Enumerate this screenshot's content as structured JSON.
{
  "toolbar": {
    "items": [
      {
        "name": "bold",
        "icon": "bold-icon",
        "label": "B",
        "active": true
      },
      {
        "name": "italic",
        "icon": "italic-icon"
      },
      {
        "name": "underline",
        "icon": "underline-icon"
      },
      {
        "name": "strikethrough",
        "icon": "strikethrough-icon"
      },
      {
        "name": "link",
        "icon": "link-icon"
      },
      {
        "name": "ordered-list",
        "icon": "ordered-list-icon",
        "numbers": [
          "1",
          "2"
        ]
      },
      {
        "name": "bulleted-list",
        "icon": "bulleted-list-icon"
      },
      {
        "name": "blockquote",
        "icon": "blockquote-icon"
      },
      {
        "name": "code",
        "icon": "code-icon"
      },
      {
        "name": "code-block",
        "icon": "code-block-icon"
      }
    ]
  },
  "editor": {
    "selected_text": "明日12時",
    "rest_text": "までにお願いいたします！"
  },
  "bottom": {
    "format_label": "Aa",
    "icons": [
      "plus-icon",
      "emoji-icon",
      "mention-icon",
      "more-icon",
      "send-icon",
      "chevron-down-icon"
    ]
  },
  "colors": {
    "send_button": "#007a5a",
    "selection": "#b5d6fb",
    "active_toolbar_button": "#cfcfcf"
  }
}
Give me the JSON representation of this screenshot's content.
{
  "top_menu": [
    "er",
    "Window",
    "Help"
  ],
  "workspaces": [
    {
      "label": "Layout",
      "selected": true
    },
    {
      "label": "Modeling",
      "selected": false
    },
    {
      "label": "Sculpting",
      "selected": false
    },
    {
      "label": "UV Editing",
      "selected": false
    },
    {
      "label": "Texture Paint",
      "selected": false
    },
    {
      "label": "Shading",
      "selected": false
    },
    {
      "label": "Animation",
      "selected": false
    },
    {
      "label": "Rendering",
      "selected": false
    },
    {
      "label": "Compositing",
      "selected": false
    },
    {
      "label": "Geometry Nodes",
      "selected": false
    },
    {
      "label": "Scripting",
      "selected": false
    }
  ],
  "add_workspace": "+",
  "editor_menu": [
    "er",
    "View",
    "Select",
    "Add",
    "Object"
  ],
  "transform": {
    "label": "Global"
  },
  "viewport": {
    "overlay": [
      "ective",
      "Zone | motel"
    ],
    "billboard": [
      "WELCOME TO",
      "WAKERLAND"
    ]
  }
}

_Problem description_
Identify all lines in the records above with the word "screenshot".

_Expected answer_
Enumerate this screenshot's content as structured JSON.
Give me the JSON representation of this screenshot's content.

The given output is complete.